Given instruction » Select the lines below containing the word "marker".

________________________

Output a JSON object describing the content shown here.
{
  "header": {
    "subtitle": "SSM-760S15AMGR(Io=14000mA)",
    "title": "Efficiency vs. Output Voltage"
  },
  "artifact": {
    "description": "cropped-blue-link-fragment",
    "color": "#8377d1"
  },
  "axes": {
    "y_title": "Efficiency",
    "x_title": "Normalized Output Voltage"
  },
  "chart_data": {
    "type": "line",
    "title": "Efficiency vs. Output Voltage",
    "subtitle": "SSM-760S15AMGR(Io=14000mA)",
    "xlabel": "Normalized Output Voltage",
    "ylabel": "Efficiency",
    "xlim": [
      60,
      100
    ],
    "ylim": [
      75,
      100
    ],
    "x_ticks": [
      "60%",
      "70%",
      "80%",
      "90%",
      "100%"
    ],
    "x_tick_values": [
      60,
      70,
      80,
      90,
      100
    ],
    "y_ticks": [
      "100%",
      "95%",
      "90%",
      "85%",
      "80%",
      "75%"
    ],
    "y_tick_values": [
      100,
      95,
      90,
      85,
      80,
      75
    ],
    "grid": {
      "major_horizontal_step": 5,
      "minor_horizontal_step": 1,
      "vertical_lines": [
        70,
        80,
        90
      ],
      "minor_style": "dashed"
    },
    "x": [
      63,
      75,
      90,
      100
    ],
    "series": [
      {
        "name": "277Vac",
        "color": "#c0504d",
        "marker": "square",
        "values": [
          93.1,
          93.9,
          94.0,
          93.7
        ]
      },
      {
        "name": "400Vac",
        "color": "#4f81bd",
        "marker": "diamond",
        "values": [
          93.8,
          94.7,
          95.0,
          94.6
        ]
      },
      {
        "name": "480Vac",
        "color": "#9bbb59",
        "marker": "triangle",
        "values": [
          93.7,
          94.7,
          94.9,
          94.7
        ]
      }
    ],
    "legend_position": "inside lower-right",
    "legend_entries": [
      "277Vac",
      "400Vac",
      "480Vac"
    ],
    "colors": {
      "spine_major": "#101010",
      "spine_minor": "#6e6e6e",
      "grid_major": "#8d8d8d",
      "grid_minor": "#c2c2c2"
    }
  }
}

________________________

Final result »
        "marker": "square",
        "marker": "diamond",
        "marker": "triangle",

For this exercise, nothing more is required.